▶ _REQUEST_:
Select, from the data, each line where "реконструкции" occurs.

▶ _TASK DATA_:
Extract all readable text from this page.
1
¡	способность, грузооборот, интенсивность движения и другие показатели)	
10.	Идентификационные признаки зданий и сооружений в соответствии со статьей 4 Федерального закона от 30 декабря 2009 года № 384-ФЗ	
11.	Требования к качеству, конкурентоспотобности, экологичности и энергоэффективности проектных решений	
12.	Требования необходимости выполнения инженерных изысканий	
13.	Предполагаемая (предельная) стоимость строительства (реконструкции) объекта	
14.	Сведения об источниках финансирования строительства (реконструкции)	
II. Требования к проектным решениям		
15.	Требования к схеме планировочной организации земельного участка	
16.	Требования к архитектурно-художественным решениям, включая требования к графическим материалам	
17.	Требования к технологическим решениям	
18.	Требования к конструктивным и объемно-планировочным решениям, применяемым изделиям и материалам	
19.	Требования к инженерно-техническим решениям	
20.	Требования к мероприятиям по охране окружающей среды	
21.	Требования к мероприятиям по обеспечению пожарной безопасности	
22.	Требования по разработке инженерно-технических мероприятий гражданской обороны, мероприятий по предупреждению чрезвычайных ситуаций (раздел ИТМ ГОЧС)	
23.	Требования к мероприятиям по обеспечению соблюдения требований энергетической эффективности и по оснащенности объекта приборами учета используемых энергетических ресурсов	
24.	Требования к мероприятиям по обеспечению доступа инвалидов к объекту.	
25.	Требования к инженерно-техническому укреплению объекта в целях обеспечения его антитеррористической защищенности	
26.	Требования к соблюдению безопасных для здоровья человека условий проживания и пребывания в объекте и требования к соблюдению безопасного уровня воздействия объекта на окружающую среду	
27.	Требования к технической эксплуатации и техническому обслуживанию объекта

* * *

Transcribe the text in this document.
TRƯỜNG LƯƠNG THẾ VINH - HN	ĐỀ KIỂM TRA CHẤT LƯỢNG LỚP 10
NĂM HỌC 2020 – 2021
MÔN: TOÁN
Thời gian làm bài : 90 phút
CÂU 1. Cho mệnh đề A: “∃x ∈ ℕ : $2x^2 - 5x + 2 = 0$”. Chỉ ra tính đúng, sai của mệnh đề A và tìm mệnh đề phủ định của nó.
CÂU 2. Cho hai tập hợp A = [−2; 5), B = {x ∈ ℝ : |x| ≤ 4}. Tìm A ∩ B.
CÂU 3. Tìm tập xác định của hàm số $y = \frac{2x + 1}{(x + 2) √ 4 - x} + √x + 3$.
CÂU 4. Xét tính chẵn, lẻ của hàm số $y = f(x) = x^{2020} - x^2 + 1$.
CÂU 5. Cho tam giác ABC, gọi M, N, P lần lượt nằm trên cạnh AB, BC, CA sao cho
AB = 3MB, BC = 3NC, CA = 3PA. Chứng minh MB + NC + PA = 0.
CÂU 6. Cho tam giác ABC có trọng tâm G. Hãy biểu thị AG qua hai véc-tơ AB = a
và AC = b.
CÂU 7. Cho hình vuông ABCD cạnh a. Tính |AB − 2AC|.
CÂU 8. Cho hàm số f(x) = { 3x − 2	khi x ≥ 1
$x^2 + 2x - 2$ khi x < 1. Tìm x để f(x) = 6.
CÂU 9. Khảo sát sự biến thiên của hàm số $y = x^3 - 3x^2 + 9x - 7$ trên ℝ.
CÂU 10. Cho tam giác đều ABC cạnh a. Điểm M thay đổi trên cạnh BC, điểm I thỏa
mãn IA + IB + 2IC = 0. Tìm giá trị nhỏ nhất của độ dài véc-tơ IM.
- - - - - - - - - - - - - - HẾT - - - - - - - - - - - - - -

==

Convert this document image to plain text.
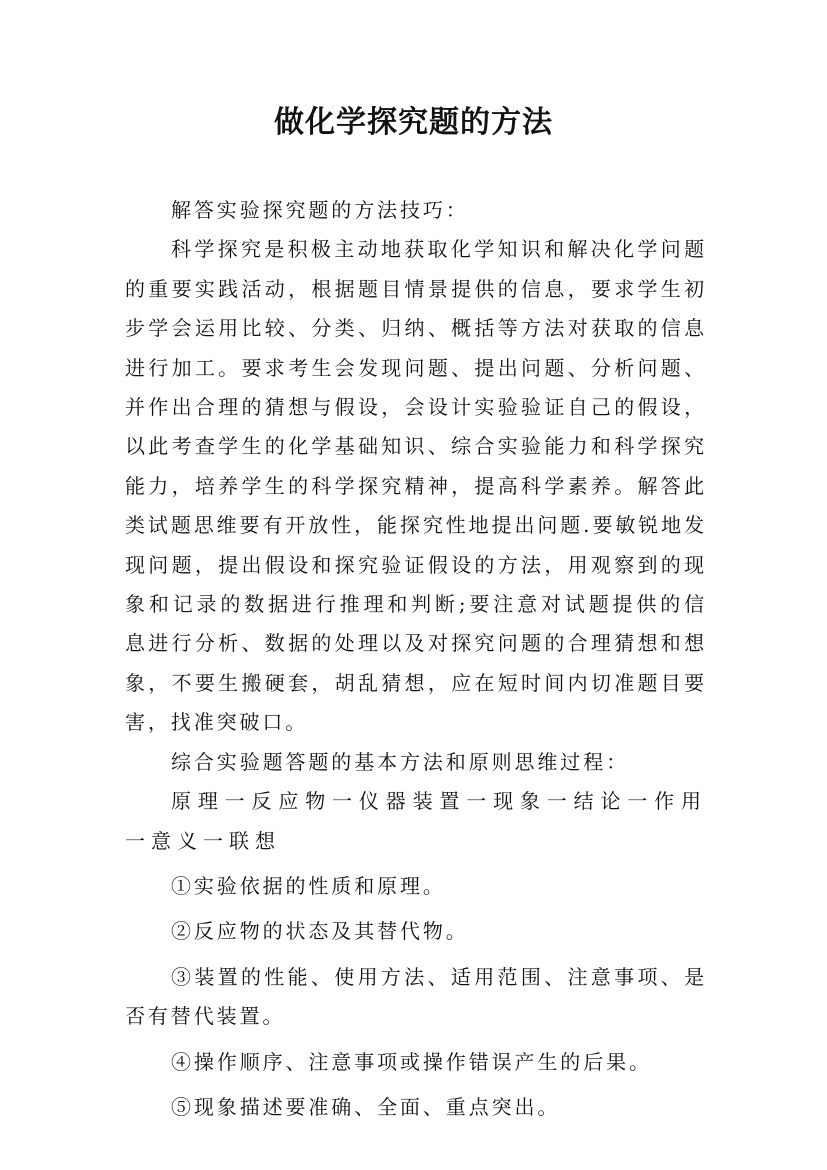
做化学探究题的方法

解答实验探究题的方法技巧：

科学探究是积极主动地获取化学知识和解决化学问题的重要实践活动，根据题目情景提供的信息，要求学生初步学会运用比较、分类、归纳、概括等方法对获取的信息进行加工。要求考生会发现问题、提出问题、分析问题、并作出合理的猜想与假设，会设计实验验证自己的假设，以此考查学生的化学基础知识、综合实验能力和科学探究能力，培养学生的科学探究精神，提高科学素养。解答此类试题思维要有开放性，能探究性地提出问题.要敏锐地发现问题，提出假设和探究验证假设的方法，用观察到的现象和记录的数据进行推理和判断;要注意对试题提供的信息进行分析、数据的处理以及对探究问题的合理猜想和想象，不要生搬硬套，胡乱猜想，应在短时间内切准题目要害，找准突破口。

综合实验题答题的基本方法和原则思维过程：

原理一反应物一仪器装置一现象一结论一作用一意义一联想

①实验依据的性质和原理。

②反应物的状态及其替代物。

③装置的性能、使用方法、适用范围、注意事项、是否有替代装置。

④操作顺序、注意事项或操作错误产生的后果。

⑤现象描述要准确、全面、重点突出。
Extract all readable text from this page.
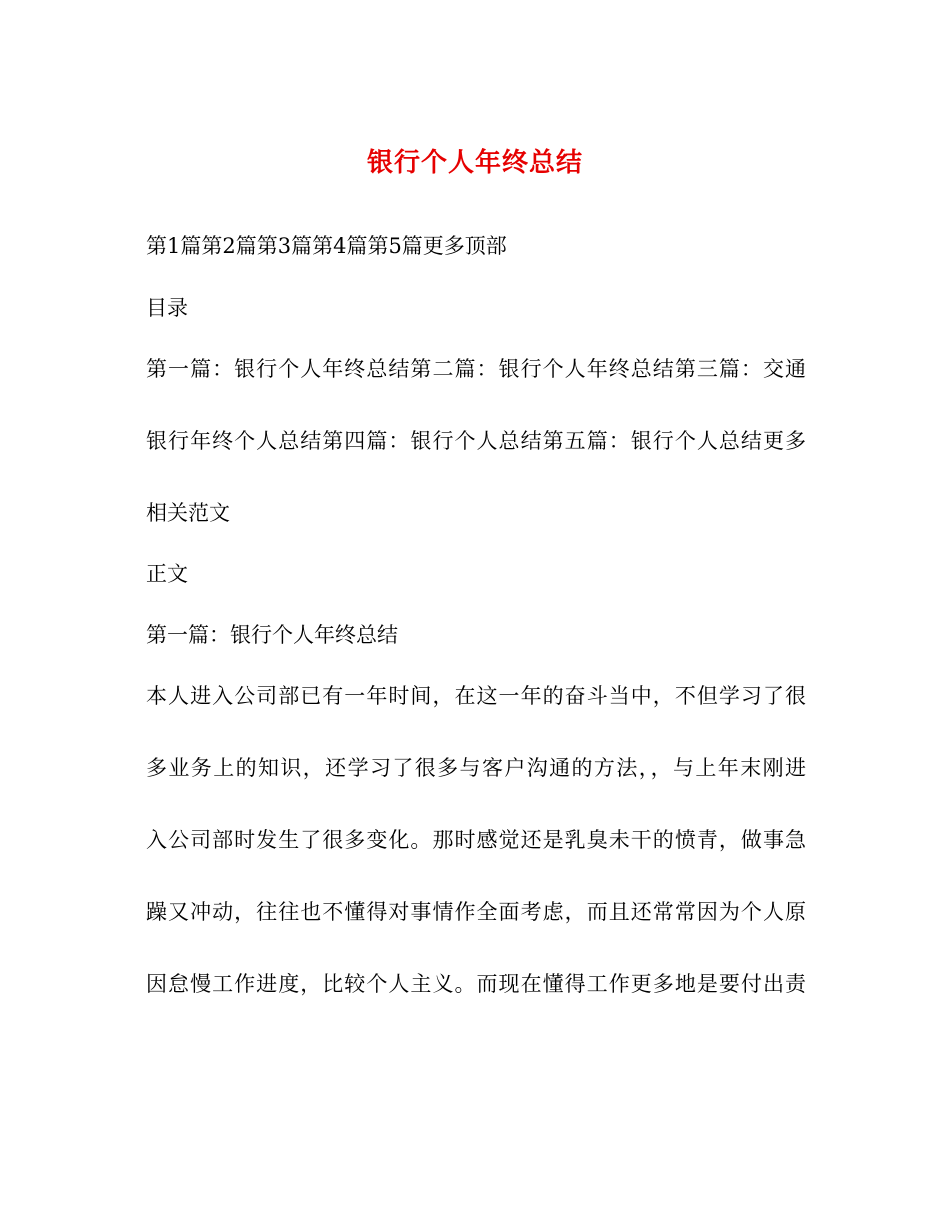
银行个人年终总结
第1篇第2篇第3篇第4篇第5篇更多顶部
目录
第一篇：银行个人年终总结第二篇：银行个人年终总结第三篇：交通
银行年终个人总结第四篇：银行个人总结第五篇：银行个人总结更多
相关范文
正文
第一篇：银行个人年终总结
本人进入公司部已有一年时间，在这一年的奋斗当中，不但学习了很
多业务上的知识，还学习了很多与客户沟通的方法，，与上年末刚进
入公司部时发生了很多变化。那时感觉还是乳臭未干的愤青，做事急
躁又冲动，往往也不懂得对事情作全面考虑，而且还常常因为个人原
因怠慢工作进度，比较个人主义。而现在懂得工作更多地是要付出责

▶ _TASK OUTPUT_:
13.	Предполагаемая (предельная) стоимость строительства (реконструкции) объекта	
14.	Сведения об источниках финансирования строительства (реконструкции)	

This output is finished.